**Records to process**

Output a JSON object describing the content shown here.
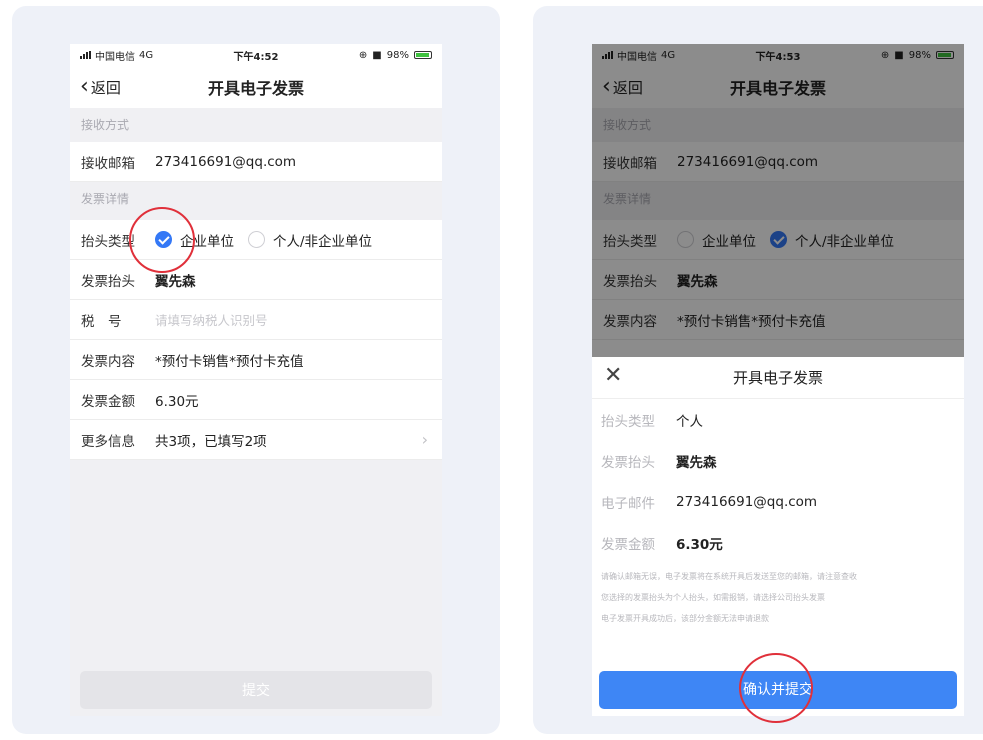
{
  "left": {
    "status": {
      "carrier": "中国电信",
      "network": "4G",
      "time": "下午4:52",
      "battery": "98%",
      "battery_level": 0.98
    },
    "nav": {
      "back_label": "返回",
      "title": "开具电子发票"
    },
    "sections": {
      "receive": "接收方式",
      "detail": "发票详情"
    },
    "email": {
      "label": "接收邮箱",
      "value": "273416691@qq.com"
    },
    "header_type": {
      "label": "抬头类型",
      "option1": "企业单位",
      "option2": "个人/非企业单位",
      "selected": "企业单位"
    },
    "invoice_header": {
      "label": "发票抬头",
      "value": "翼先森"
    },
    "tax": {
      "label": "税　号",
      "placeholder": "请填写纳税人识别号"
    },
    "content": {
      "label": "发票内容",
      "value": "*预付卡销售*预付卡充值"
    },
    "amount": {
      "label": "发票金额",
      "value": "6.30元"
    },
    "more": {
      "label": "更多信息",
      "value": "共3项，已填写2项",
      "arrow": "chevron-right-icon"
    },
    "submit_label": "提交"
  },
  "right": {
    "status": {
      "carrier": "中国电信",
      "network": "4G",
      "time": "下午4:53",
      "battery": "98%",
      "battery_level": 0.98
    },
    "nav": {
      "back_label": "返回",
      "title": "开具电子发票"
    },
    "sections": {
      "receive": "接收方式",
      "detail": "发票详情"
    },
    "email": {
      "label": "接收邮箱",
      "value": "273416691@qq.com"
    },
    "header_type": {
      "label": "抬头类型",
      "option1": "企业单位",
      "option2": "个人/非企业单位",
      "selected": "个人/非企业单位"
    },
    "invoice_header": {
      "label": "发票抬头",
      "value": "翼先森"
    },
    "content": {
      "label": "发票内容",
      "value": "*预付卡销售*预付卡充值"
    },
    "sheet": {
      "close_icon": "close-icon",
      "title": "开具电子发票",
      "rows": [
        {
          "label": "抬头类型",
          "value": "个人"
        },
        {
          "label": "发票抬头",
          "value": "翼先森"
        },
        {
          "label": "电子邮件",
          "value": "273416691@qq.com"
        },
        {
          "label": "发票金额",
          "value": "6.30元"
        }
      ],
      "notes": [
        "请确认邮箱无误，电子发票将在系统开具后发送至您的邮箱，请注意查收",
        "您选择的发票抬头为个人抬头，如需报销，请选择公司抬头发票",
        "电子发票开具成功后，该部分金额无法申请退款"
      ],
      "confirm_label": "确认并提交"
    }
  },
  "colors": {
    "accent": "#3e86f5",
    "highlight_ring": "#e0303a",
    "disabled_button": "#e4e4e8"
  }
}
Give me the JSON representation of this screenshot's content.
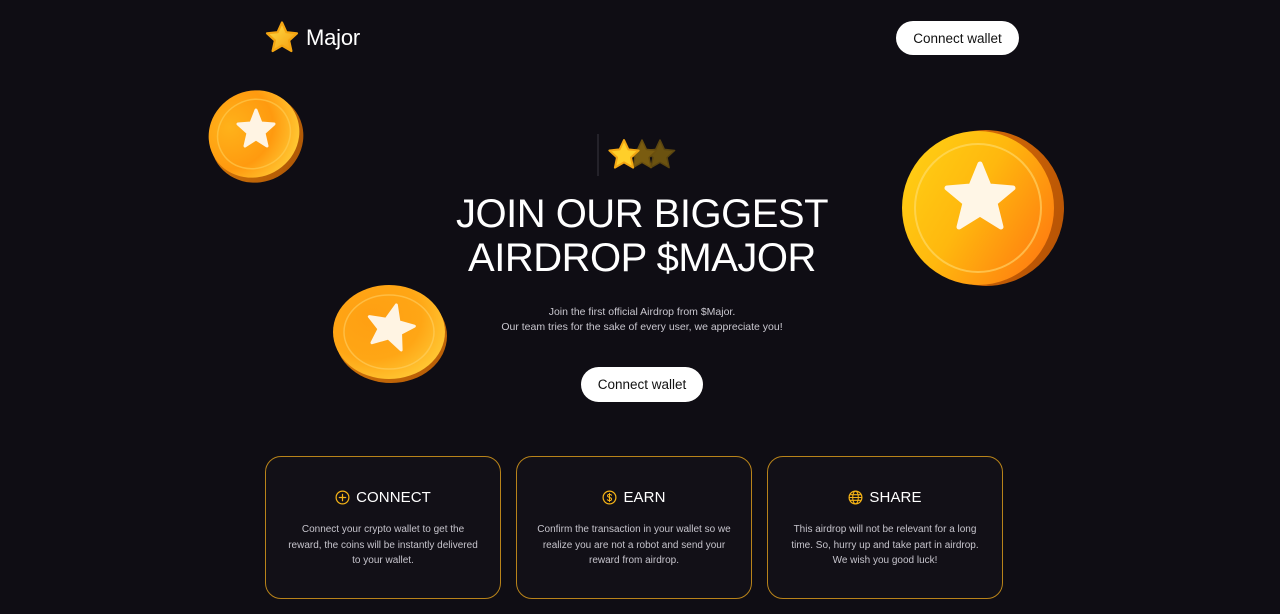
{
  "header": {
    "logo_text": "Major",
    "connect_label": "Connect wallet"
  },
  "hero": {
    "title_line1": "JOIN OUR BIGGEST",
    "title_line2": "AIRDROP $MAJOR",
    "subtitle_line1": "Join the first official Airdrop from $Major.",
    "subtitle_line2": "Our team tries for the sake of every user, we appreciate you!",
    "connect_label": "Connect wallet",
    "rating_stars_filled": 1,
    "rating_stars_total": 3
  },
  "cards": [
    {
      "icon": "plus-circle-icon",
      "title": "CONNECT",
      "text": "Connect your crypto wallet to get the reward, the coins will be instantly delivered to your wallet."
    },
    {
      "icon": "dollar-circle-icon",
      "title": "EARN",
      "text": "Confirm the transaction in your wallet so we realize you are not a robot and send your reward from airdrop."
    },
    {
      "icon": "globe-icon",
      "title": "SHARE",
      "text": "This airdrop will not be relevant for a long time. So, hurry up and take part in airdrop. We wish you good luck!"
    }
  ],
  "colors": {
    "background": "#0f0d14",
    "accent_gold": "#f5b316",
    "card_border": "#b8831a",
    "button_bg": "#ffffff"
  }
}
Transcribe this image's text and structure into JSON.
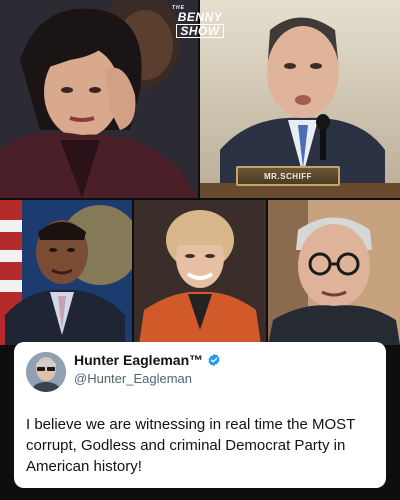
{
  "overlay": {
    "logo_the": "THE",
    "logo_line1": "BENNY",
    "logo_line2": "SHOW",
    "nameplate": "MR.SCHIFF"
  },
  "tweet": {
    "display_name": "Hunter Eagleman™",
    "handle": "@Hunter_Eagleman",
    "verified": true,
    "text": "I believe we are witnessing in real time the MOST corrupt, Godless and criminal Democrat Party in American history!"
  },
  "colors": {
    "verified_badge": "#1d9bf0",
    "card_bg": "#ffffff",
    "handle_text": "#536471"
  }
}
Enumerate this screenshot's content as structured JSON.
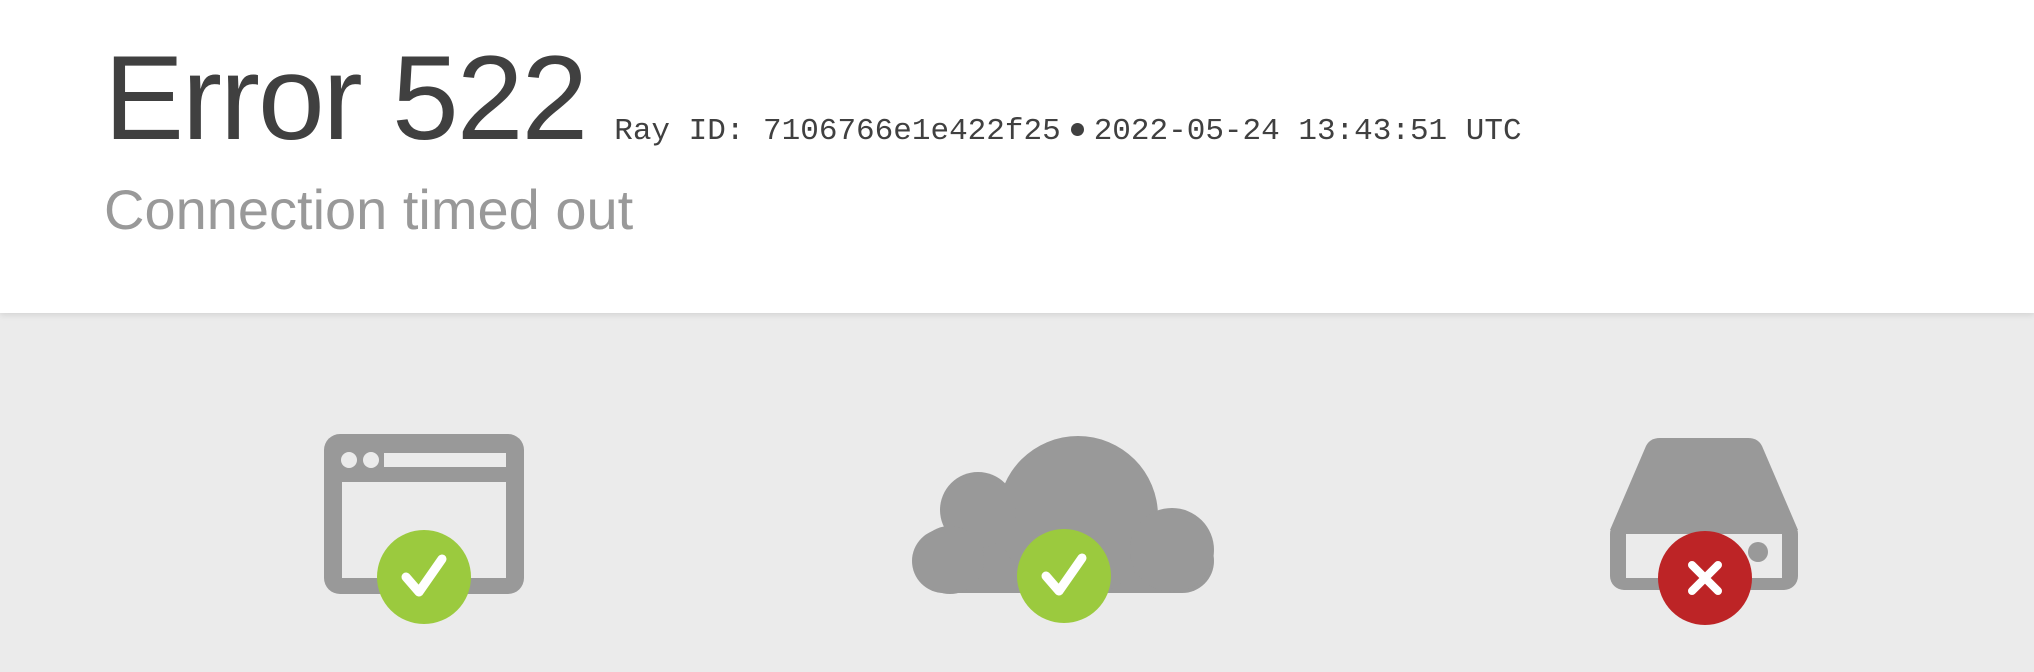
{
  "header": {
    "title": "Error 522",
    "ray_id_label": "Ray ID: 7106766e1e422f25",
    "timestamp": "2022-05-24 13:43:51 UTC",
    "subtitle": "Connection timed out"
  },
  "status_icons": [
    {
      "icon": "browser-icon",
      "status": "ok",
      "badge": "checkmark-icon"
    },
    {
      "icon": "cloud-icon",
      "status": "ok",
      "badge": "checkmark-icon"
    },
    {
      "icon": "server-icon",
      "status": "error",
      "badge": "x-icon"
    }
  ],
  "colors": {
    "header_bg": "#ffffff",
    "page_bg": "#ebebeb",
    "icon_gray": "#999999",
    "ok_green": "#9bca3e",
    "error_red": "#bd2426",
    "title_text": "#404040",
    "subtitle_text": "#999999"
  }
}
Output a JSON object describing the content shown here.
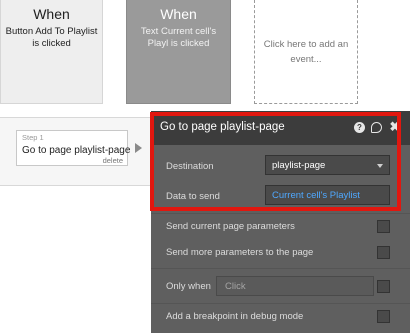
{
  "events": [
    {
      "when": "When",
      "desc_line1": "Button Add To Playlist",
      "desc_line2": "is clicked"
    },
    {
      "when": "When",
      "desc_line1": "Text Current cell's",
      "desc_line2": "Playl is clicked"
    },
    {
      "placeholder_line1": "Click here to add an",
      "placeholder_line2": "event..."
    }
  ],
  "step": {
    "number": "Step 1",
    "title": "Go to page playlist-page",
    "delete_label": "delete"
  },
  "panel": {
    "title": "Go to page playlist-page",
    "icons": {
      "help": "help-icon",
      "comment": "comment-icon",
      "close": "close-icon"
    },
    "destination_label": "Destination",
    "destination_value": "playlist-page",
    "data_to_send_label": "Data to send",
    "data_to_send_value": "Current cell's Playlist",
    "send_current_params_label": "Send current page parameters",
    "send_more_params_label": "Send more parameters to the page",
    "only_when_label": "Only when",
    "only_when_placeholder": "Click",
    "breakpoint_label": "Add a breakpoint in debug mode"
  },
  "colors": {
    "highlight": "#e1170f",
    "link": "#4fa8ff",
    "panel_bg": "#5f5f5f",
    "header_bg": "#3c3c3c"
  }
}
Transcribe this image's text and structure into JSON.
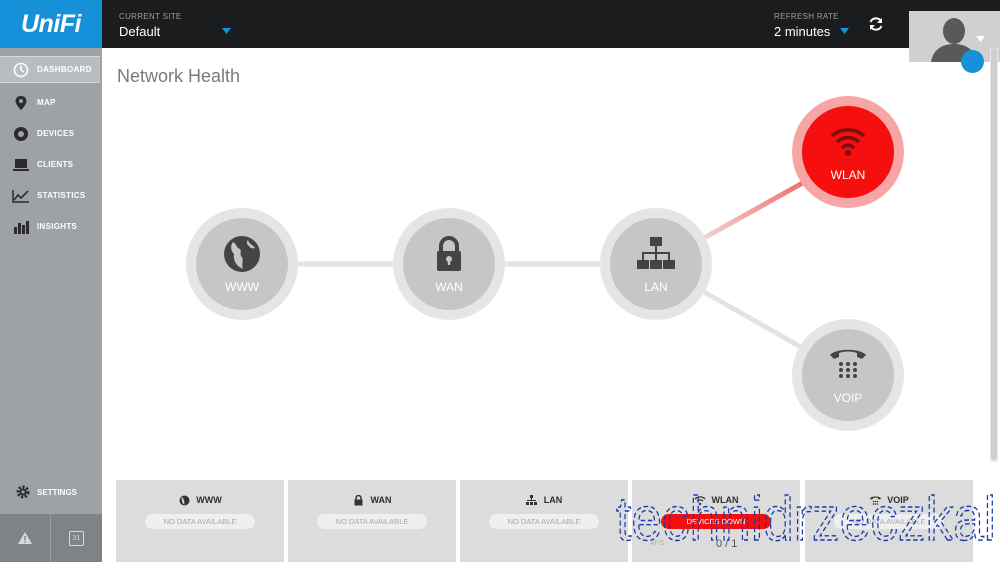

**Job**
Go through the records above, find every line with the word "more", and list those lines.

**Exercise output**
    "more": {
    "send_more_params_label": "Send more parameters to the page",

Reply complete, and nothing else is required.